**Aim:** Filter the data below for the string "μετὰ" and copy each matching line.
— Begin Input data —
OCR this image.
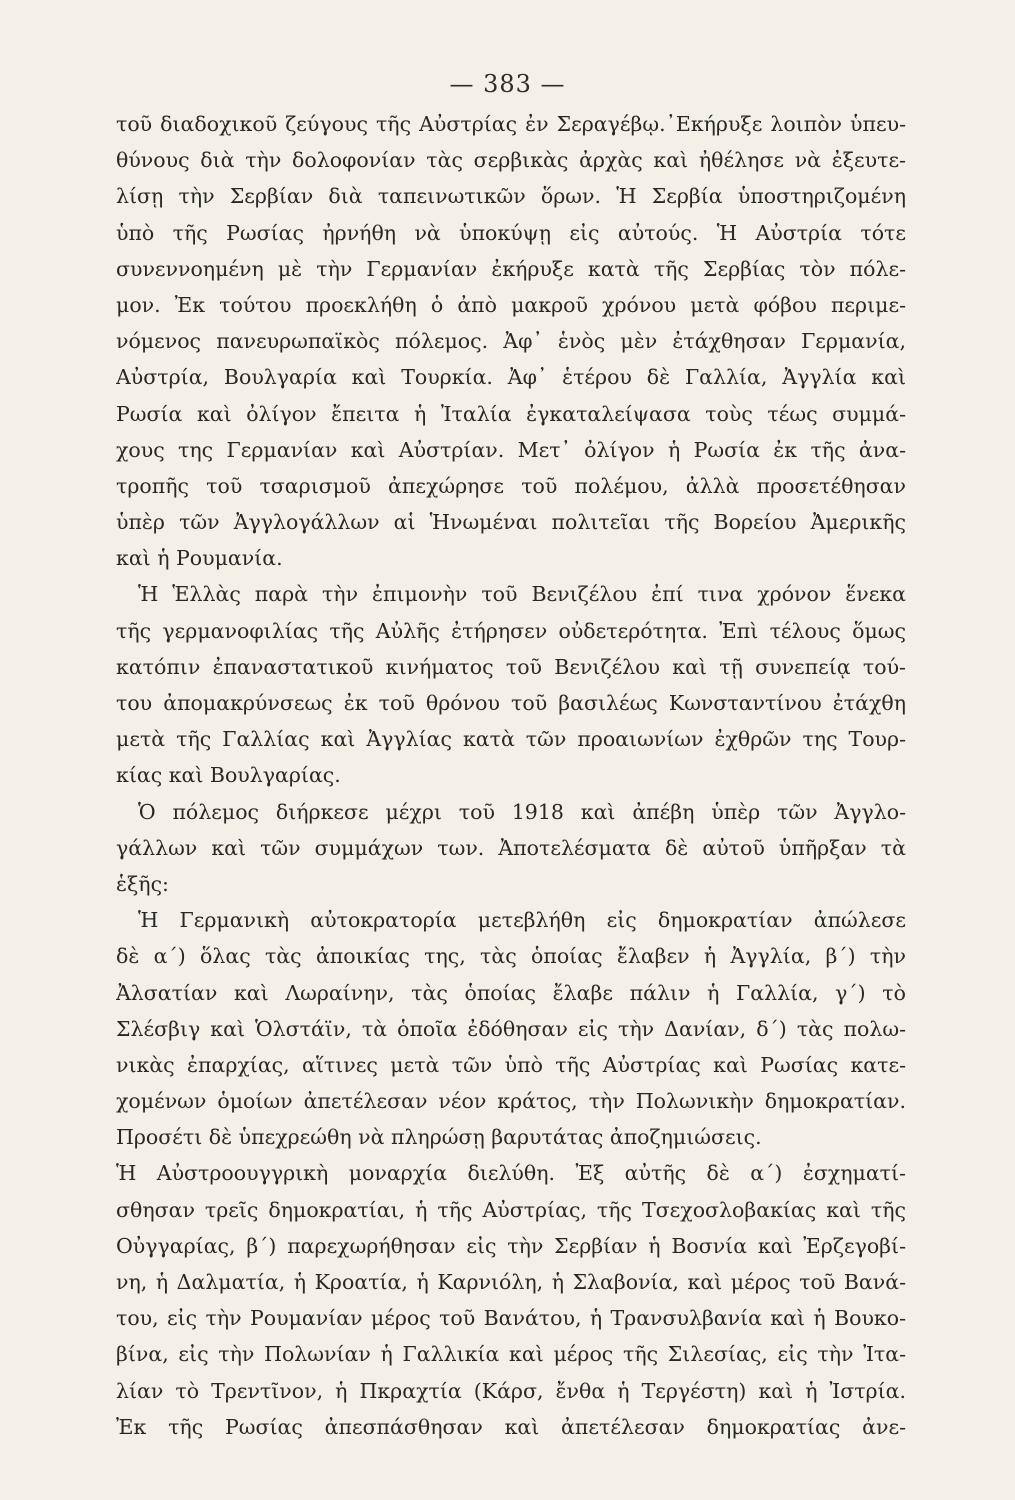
— 383 —
τοῦ διαδοχικοῦ ζεύγους τῆς Αὐστρίας ἐν Σεραγέβῳ.᾿Εκήρυξε λοιπὸν ὑπευ-
θύνους διὰ τὴν δολοφονίαν τὰς σερβικὰς ἀρχὰς καὶ ἠθέλησε νὰ ἐξευτε-
λίσῃ τὴν Σερβίαν διὰ ταπεινωτικῶν ὅρων. Ἡ Σερβία ὑποστηριζομένη
ὑπὸ τῆς Ρωσίας ἠρνήθη νὰ ὑποκύψῃ εἰς αὐτούς. Ἡ Αὐστρία τότε
συνεννοημένη μὲ τὴν Γερμανίαν ἐκήρυξε κατὰ τῆς Σερβίας τὸν πόλε-
μον. Ἐκ τούτου προεκλήθη ὁ ἀπὸ μακροῦ χρόνου μετὰ φόβου περιμε-
νόμενος πανευρωπαϊκὸς πόλεμος. Ἀφ᾿ ἑνὸς μὲν ἐτάχθησαν Γερμανία,
Αὐστρία, Βουλγαρία καὶ Τουρκία. Ἀφ᾿ ἑτέρου δὲ Γαλλία, Ἀγγλία καὶ
Ρωσία καὶ ὀλίγον ἔπειτα ἡ Ἰταλία ἐγκαταλείψασα τοὺς τέως συμμά-
χους της Γερμανίαν καὶ Αὐστρίαν. Μετ᾿ ὀλίγον ἡ Ρωσία ἐκ τῆς ἀνα-
τροπῆς τοῦ τσαρισμοῦ ἀπεχώρησε τοῦ πολέμου, ἀλλὰ προσετέθησαν
ὑπὲρ τῶν Ἀγγλογάλλων αἱ Ἡνωμέναι πολιτεῖαι τῆς Βορείου Ἀμερικῆς
καὶ ἡ Ρουμανία.
Ἡ Ἑλλὰς παρὰ τὴν ἐπιμονὴν τοῦ Βενιζέλου ἐπί τινα χρόνον ἕνεκα
τῆς γερμανοφιλίας τῆς Αὐλῆς ἐτήρησεν οὐδετερότητα. Ἐπὶ τέλους ὅμως
κατόπιν ἐπαναστατικοῦ κινήματος τοῦ Βενιζέλου καὶ τῇ συνεπείᾳ τού-
του ἀπομακρύνσεως ἐκ τοῦ θρόνου τοῦ βασιλέως Κωνσταντίνου ἐτάχθη
μετὰ τῆς Γαλλίας καὶ Ἀγγλίας κατὰ τῶν προαιωνίων ἐχθρῶν της Τουρ-
κίας καὶ Βουλγαρίας.
Ὁ πόλεμος διήρκεσε μέχρι τοῦ 1918 καὶ ἀπέβη ὑπὲρ τῶν Ἀγγλο-
γάλλων καὶ τῶν συμμάχων των. Ἀποτελέσματα δὲ αὐτοῦ ὑπῆρξαν τὰ
ἑξῆς:
Ἡ Γερμανικὴ αὐτοκρατορία μετεβλήθη εἰς δημοκρατίαν ἀπώλεσε
δὲ α΄) ὅλας τὰς ἀποικίας της, τὰς ὁποίας ἔλαβεν ἡ Ἀγγλία, β΄) τὴν
Ἀλσατίαν καὶ Λωραίνην, τὰς ὁποίας ἔλαβε πάλιν ἡ Γαλλία, γ΄) τὸ
Σλέσβιγ καὶ Ὁλστάϊν, τὰ ὁποῖα ἐδόθησαν εἰς τὴν Δανίαν, δ΄) τὰς πολω-
νικὰς ἐπαρχίας, αἵτινες μετὰ τῶν ὑπὸ τῆς Αὐστρίας καὶ Ρωσίας κατε-
χομένων ὁμοίων ἀπετέλεσαν νέον κράτος, τὴν Πολωνικὴν δημοκρατίαν.
Προσέτι δὲ ὑπεχρεώθη νὰ πληρώσῃ βαρυτάτας ἀποζημιώσεις.
Ἡ Αὐστροουγγρικὴ μοναρχία διελύθη. Ἐξ αὐτῆς δὲ α΄) ἐσχηματί-
σθησαν τρεῖς δημοκρατίαι, ἡ τῆς Αὐστρίας, τῆς Τσεχοσλοβακίας καὶ τῆς
Οὐγγαρίας, β΄) παρεχωρήθησαν εἰς τὴν Σερβίαν ἡ Βοσνία καὶ Ἐρζεγοβί-
νη, ἡ Δαλματία, ἡ Κροατία, ἡ Καρνιόλη, ἡ Σλαβονία, καὶ μέρος τοῦ Βανά-
του, εἰς τὴν Ρουμανίαν μέρος τοῦ Βανάτου, ἡ Τρανσυλβανία καὶ ἡ Βουκο-
βίνα, εἰς τὴν Πολωνίαν ἡ Γαλλικία καὶ μέρος τῆς Σιλεσίας, εἰς τὴν Ἰτα-
λίαν τὸ Τρεντῖνον, ἡ Πκραχτία (Κάρσ, ἔνθα ἡ Τεργέστη) καὶ ἡ Ἰστρία.
Ἐκ τῆς Ρωσίας ἀπεσπάσθησαν καὶ ἀπετέλεσαν δημοκρατίας ἀνε-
— End Input data —
**Exercise solution:**
μον. Ἐκ τούτου προεκλήθη ὁ ἀπὸ μακροῦ χρόνου μετὰ φόβου περιμε-
μετὰ τῆς Γαλλίας καὶ Ἀγγλίας κατὰ τῶν προαιωνίων ἐχθρῶν της Τουρ-
νικὰς ἐπαρχίας, αἵτινες μετὰ τῶν ὑπὸ τῆς Αὐστρίας καὶ Ρωσίας κατε-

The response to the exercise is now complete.